> DATASET CONTENT
________________
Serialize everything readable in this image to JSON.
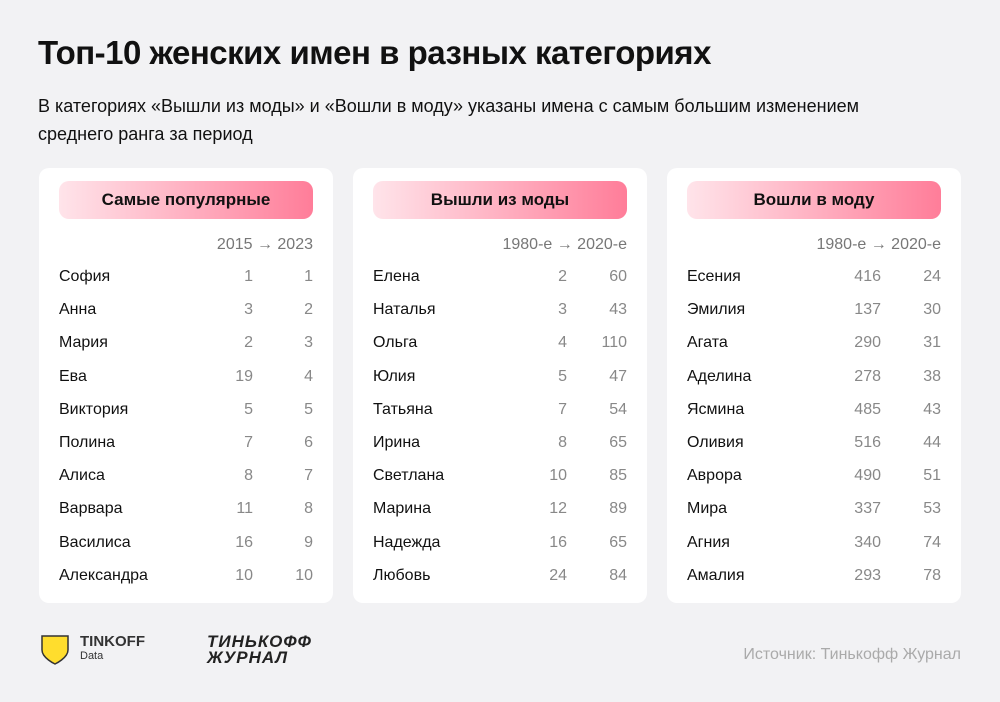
{
  "header": {
    "title": "Топ-10 женских имен в разных категориях",
    "subtitle": "В категориях «Вышли из моды» и «Вошли в моду» указаны имена с самым большим изменением среднего ранга за период"
  },
  "panels": [
    {
      "title": "Самые популярные",
      "columns": "2015 → 2023",
      "rows": [
        [
          "София",
          1,
          1
        ],
        [
          "Анна",
          3,
          2
        ],
        [
          "Мария",
          2,
          3
        ],
        [
          "Ева",
          19,
          4
        ],
        [
          "Виктория",
          5,
          5
        ],
        [
          "Полина",
          7,
          6
        ],
        [
          "Алиса",
          8,
          7
        ],
        [
          "Варвара",
          11,
          8
        ],
        [
          "Василиса",
          16,
          9
        ],
        [
          "Александра",
          10,
          10
        ]
      ]
    },
    {
      "title": "Вышли из моды",
      "columns": "1980-е → 2020-е",
      "rows": [
        [
          "Елена",
          2,
          60
        ],
        [
          "Наталья",
          3,
          43
        ],
        [
          "Ольга",
          4,
          110
        ],
        [
          "Юлия",
          5,
          47
        ],
        [
          "Татьяна",
          7,
          54
        ],
        [
          "Ирина",
          8,
          65
        ],
        [
          "Светлана",
          10,
          85
        ],
        [
          "Марина",
          12,
          89
        ],
        [
          "Надежда",
          16,
          65
        ],
        [
          "Любовь",
          24,
          84
        ]
      ]
    },
    {
      "title": "Вошли в моду",
      "columns": "1980-е → 2020-е",
      "rows": [
        [
          "Есения",
          416,
          24
        ],
        [
          "Эмилия",
          137,
          30
        ],
        [
          "Агата",
          290,
          31
        ],
        [
          "Аделина",
          278,
          38
        ],
        [
          "Ясмина",
          485,
          43
        ],
        [
          "Оливия",
          516,
          44
        ],
        [
          "Аврора",
          490,
          51
        ],
        [
          "Мира",
          337,
          53
        ],
        [
          "Агния",
          340,
          74
        ],
        [
          "Амалия",
          293,
          78
        ]
      ]
    }
  ],
  "footer": {
    "logo1": "TINKOFF",
    "logo1_sub": "Data",
    "logo2_line1": "ТИНЬКОФФ",
    "logo2_line2": "ЖУРНАЛ",
    "source": "Источник: Тинькофф Журнал"
  }
}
________________
> SHORT TASK
Transcribe the whole listing exactly. Pictures are excluded.

> IN RESPONSE
Serialize everything readable in this image to JSON.
{
  "header": {
    "title": "Топ-10 женских имен в разных категориях",
    "subtitle": "В категориях «Вышли из моды» и «Вошли в моду» указаны имена с самым большим изменением среднего ранга за период"
  },
  "panels": [
    {
      "title": "Самые популярные",
      "columns": "2015 → 2023",
      "rows": [
        [
          "София",
          1,
          1
        ],
        [
          "Анна",
          3,
          2
        ],
        [
          "Мария",
          2,
          3
        ],
        [
          "Ева",
          19,
          4
        ],
        [
          "Виктория",
          5,
          5
        ],
        [
          "Полина",
          7,
          6
        ],
        [
          "Алиса",
          8,
          7
        ],
        [
          "Варвара",
          11,
          8
        ],
        [
          "Василиса",
          16,
          9
        ],
        [
          "Александра",
          10,
          10
        ]
      ]
    },
    {
      "title": "Вышли из моды",
      "columns": "1980-е → 2020-е",
      "rows": [
        [
          "Елена",
          2,
          60
        ],
        [
          "Наталья",
          3,
          43
        ],
        [
          "Ольга",
          4,
          110
        ],
        [
          "Юлия",
          5,
          47
        ],
        [
          "Татьяна",
          7,
          54
        ],
        [
          "Ирина",
          8,
          65
        ],
        [
          "Светлана",
          10,
          85
        ],
        [
          "Марина",
          12,
          89
        ],
        [
          "Надежда",
          16,
          65
        ],
        [
          "Любовь",
          24,
          84
        ]
      ]
    },
    {
      "title": "Вошли в моду",
      "columns": "1980-е → 2020-е",
      "rows": [
        [
          "Есения",
          416,
          24
        ],
        [
          "Эмилия",
          137,
          30
        ],
        [
          "Агата",
          290,
          31
        ],
        [
          "Аделина",
          278,
          38
        ],
        [
          "Ясмина",
          485,
          43
        ],
        [
          "Оливия",
          516,
          44
        ],
        [
          "Аврора",
          490,
          51
        ],
        [
          "Мира",
          337,
          53
        ],
        [
          "Агния",
          340,
          74
        ],
        [
          "Амалия",
          293,
          78
        ]
      ]
    }
  ],
  "footer": {
    "logo1": "TINKOFF",
    "logo1_sub": "Data",
    "logo2_line1": "ТИНЬКОФФ",
    "logo2_line2": "ЖУРНАЛ",
    "source": "Источник: Тинькофф Журнал"
  }
}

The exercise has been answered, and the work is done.